▶ _EXERCISE DESCRIPTION_
Which lines include the word "ylabel"? Copy each of them.

▶ _DATASET EXCERPTS_
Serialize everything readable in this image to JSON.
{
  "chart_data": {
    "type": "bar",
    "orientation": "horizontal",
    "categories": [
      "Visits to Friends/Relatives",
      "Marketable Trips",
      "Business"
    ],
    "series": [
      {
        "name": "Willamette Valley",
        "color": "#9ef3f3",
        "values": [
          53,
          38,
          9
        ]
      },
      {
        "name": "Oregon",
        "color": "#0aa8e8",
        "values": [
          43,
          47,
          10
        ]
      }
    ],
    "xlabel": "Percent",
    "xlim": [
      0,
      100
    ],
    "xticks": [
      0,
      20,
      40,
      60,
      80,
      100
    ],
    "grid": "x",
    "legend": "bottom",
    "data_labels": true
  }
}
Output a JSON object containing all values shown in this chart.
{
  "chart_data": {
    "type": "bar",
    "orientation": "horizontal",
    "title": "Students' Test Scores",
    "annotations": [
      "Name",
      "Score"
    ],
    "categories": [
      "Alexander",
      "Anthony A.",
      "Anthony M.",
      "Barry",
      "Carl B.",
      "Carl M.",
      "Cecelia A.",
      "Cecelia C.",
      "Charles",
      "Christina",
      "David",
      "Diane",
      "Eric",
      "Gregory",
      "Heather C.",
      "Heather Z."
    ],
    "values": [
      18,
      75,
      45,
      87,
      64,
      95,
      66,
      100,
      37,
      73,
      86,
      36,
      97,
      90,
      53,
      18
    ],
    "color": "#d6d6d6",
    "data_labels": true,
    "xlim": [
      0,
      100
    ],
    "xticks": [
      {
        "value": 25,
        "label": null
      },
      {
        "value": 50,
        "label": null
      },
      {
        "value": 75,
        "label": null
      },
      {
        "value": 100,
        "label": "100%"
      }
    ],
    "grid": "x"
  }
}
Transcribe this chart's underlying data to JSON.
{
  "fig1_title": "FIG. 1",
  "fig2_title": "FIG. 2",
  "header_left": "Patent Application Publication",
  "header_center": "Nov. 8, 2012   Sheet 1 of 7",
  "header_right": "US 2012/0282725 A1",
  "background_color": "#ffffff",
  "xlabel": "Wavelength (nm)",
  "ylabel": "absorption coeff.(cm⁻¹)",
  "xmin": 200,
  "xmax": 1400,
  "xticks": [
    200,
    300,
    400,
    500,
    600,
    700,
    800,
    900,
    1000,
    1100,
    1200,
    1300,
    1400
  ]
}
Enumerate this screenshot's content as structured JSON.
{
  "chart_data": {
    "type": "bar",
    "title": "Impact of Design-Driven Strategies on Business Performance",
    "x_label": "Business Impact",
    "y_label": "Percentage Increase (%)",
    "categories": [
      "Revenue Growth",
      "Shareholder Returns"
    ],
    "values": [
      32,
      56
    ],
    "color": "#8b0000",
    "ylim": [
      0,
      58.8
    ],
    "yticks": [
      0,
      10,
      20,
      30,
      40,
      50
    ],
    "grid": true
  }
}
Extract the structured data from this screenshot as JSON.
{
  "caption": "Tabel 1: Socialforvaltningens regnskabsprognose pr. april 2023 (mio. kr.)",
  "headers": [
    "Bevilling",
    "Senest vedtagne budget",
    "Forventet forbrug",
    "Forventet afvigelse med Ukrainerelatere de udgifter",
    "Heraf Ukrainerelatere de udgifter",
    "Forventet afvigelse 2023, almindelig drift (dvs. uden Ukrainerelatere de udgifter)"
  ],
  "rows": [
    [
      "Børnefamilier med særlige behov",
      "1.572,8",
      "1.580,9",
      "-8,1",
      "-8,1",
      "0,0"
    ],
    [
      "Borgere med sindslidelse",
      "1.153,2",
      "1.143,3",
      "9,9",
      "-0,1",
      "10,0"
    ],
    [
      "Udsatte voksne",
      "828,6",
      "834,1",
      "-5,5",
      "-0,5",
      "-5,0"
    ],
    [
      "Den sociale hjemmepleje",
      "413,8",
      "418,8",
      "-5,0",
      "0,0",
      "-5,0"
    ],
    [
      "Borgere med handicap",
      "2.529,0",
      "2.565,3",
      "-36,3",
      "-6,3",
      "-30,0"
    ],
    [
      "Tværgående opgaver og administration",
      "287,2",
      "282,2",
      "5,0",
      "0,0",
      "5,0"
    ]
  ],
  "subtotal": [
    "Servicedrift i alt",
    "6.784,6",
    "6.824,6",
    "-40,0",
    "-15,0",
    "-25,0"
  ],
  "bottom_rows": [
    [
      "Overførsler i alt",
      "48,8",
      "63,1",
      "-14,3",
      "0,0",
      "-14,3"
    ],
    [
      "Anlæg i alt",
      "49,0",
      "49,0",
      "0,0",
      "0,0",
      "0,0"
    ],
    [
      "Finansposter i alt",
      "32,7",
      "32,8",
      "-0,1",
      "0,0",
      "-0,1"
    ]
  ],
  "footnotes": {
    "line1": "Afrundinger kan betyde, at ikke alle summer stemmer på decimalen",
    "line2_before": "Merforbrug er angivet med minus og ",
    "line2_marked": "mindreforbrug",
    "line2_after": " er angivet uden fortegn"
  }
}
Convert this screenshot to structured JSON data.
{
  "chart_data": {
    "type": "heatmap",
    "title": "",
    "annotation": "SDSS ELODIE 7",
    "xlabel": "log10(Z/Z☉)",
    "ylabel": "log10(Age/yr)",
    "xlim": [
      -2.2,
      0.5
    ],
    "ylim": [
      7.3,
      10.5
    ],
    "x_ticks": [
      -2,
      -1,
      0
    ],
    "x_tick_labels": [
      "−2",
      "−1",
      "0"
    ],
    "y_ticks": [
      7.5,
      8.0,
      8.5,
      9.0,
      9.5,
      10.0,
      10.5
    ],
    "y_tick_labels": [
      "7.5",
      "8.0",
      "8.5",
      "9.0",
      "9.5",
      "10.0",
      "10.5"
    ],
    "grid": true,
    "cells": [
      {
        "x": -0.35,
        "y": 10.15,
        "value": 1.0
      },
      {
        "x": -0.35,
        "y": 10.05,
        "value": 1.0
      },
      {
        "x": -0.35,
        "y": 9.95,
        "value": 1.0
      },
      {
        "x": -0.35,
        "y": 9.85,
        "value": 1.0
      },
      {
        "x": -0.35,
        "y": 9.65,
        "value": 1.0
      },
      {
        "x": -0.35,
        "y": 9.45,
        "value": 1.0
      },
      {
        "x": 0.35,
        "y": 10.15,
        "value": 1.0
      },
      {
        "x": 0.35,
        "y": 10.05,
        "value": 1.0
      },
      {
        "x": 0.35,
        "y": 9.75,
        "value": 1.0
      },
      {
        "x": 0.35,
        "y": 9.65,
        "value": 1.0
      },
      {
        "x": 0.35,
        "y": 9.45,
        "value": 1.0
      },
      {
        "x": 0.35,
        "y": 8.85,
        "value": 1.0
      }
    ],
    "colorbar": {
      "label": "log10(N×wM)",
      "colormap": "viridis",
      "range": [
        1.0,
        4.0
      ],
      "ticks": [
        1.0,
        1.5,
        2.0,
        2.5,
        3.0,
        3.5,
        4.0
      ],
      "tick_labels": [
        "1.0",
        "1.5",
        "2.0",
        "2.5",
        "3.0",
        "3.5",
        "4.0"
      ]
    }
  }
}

▶ _WRITTEN SOLUTION_
  "ylabel": "absorption coeff.(cm⁻¹)",
    "ylabel": "log10(Age/yr)",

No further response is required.